[PROBLEM TO WORK ON] Looking through the listing, how many of its lines hold the word "感受求加法算式中未知加数的思考方法"? Answer with only the number.
---------------
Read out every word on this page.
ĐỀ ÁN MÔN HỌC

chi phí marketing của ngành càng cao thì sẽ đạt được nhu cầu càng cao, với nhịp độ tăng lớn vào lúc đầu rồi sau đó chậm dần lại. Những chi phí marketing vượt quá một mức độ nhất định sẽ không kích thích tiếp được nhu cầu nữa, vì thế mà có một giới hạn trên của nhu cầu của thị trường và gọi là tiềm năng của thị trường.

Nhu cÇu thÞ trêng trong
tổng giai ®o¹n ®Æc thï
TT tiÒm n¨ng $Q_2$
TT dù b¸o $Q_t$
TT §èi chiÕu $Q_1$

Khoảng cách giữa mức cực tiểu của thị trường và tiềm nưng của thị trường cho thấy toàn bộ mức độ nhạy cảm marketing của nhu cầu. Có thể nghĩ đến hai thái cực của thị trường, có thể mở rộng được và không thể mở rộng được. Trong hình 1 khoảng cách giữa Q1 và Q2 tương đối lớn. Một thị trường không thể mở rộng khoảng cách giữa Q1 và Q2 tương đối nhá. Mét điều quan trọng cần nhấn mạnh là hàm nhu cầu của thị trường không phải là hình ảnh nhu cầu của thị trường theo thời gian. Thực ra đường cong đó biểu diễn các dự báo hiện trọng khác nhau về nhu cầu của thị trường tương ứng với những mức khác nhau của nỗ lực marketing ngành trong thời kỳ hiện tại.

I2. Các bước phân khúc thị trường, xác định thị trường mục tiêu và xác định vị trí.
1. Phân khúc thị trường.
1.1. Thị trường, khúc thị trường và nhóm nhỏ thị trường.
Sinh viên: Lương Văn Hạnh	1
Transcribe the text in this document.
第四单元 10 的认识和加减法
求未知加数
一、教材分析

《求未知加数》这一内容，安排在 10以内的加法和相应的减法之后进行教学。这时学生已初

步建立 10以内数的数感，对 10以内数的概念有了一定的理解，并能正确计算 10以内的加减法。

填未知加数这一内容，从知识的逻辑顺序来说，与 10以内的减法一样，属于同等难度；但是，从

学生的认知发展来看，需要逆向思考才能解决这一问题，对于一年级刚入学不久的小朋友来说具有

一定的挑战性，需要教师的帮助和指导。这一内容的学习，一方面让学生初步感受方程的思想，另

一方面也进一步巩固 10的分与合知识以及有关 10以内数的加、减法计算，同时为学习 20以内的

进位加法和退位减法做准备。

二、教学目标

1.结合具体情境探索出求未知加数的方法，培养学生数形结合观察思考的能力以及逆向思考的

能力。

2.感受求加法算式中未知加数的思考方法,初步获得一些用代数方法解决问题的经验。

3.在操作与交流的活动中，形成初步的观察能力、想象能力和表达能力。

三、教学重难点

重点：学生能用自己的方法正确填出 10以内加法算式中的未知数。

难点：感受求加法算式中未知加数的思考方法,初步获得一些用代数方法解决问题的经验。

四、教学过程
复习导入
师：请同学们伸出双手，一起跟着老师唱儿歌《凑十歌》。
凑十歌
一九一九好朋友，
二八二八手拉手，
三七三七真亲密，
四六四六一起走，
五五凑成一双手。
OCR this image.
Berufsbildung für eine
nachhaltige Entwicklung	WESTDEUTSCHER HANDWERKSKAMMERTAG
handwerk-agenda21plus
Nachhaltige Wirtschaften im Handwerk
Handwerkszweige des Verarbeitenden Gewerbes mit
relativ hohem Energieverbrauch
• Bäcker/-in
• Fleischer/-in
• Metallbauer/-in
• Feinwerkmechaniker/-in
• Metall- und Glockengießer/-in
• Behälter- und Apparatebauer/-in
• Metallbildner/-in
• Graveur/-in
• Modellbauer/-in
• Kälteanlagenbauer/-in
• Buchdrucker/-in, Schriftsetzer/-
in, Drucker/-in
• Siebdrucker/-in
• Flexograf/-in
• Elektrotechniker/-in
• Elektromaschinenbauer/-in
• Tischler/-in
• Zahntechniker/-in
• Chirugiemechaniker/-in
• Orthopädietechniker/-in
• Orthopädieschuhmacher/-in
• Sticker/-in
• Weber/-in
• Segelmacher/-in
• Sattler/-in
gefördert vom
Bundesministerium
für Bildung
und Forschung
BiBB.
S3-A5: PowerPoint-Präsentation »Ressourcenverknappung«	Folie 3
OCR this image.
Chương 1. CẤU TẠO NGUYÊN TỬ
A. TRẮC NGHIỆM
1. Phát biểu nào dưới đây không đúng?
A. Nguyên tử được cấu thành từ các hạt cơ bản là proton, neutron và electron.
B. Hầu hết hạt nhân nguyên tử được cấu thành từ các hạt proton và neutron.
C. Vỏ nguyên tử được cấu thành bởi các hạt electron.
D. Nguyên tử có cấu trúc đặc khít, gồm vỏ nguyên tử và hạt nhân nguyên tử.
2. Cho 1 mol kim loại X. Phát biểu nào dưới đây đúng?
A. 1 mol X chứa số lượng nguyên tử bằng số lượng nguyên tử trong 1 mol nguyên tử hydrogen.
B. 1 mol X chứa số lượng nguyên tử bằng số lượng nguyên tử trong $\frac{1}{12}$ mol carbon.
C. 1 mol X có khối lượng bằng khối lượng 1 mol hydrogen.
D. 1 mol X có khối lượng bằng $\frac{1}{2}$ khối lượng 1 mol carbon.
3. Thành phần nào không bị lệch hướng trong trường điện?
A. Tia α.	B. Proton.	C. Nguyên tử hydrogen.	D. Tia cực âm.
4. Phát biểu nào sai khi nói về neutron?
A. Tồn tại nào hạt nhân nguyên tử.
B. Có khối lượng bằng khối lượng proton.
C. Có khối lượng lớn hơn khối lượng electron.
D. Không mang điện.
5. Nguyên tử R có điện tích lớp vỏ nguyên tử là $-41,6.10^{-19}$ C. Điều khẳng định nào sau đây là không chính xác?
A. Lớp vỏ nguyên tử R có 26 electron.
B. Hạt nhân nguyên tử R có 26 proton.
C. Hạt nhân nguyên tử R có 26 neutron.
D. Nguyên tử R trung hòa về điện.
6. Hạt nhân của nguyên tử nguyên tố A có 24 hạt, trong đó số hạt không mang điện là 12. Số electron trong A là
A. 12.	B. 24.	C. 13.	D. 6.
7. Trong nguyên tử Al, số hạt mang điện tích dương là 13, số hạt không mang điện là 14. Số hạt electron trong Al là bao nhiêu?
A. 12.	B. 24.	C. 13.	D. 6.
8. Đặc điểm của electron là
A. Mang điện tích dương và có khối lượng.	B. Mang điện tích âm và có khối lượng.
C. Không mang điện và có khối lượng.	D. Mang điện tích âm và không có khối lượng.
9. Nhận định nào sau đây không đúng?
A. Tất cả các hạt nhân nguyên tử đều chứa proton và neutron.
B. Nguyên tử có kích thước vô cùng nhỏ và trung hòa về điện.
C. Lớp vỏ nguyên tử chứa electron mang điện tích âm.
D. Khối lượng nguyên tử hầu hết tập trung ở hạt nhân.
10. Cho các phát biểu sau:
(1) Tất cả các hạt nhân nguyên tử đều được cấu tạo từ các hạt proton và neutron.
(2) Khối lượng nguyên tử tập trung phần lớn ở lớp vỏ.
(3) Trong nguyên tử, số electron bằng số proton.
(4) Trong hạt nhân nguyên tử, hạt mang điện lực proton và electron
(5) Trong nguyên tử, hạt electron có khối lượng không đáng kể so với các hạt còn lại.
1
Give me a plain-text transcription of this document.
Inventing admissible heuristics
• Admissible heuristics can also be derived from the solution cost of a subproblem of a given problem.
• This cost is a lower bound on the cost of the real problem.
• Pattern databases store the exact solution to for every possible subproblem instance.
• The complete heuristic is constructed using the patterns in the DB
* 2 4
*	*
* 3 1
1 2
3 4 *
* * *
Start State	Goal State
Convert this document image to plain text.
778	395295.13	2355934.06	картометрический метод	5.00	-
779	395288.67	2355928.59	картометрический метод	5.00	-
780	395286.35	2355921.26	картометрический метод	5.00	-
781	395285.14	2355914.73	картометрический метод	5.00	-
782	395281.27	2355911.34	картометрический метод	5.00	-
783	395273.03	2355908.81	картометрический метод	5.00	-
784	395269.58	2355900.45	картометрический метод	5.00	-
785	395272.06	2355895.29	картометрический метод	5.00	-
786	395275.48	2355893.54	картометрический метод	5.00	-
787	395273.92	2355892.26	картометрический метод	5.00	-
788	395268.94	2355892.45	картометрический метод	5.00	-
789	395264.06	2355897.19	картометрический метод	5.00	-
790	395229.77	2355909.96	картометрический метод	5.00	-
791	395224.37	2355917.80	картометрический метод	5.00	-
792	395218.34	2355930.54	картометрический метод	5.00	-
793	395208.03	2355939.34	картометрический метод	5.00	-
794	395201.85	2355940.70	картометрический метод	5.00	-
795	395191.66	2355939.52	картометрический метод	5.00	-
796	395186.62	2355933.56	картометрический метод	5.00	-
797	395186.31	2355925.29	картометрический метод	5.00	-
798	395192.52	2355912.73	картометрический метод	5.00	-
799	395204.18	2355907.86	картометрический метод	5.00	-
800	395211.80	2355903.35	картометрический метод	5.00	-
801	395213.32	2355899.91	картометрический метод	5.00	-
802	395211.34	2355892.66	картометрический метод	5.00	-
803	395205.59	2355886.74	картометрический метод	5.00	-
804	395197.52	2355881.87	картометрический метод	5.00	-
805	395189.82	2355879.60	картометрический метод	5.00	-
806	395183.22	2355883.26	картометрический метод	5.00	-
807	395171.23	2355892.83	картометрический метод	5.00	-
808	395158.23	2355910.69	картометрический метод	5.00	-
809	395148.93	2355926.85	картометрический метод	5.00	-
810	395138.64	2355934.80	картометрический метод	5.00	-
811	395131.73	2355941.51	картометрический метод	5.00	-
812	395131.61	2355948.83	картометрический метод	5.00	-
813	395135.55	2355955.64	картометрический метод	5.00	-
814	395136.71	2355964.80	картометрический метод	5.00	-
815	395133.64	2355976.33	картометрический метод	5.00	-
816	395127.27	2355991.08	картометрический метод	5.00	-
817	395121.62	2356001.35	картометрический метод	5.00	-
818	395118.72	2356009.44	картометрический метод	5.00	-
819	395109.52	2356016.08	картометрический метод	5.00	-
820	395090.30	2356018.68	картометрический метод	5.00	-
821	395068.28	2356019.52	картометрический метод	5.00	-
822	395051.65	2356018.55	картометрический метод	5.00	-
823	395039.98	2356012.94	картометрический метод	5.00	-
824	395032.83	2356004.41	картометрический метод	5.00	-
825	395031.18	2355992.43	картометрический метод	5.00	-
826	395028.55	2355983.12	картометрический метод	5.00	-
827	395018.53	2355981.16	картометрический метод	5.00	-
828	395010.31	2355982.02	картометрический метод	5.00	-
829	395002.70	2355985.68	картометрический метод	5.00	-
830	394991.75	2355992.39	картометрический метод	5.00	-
---------------
[EXERCISE ANSWER] 2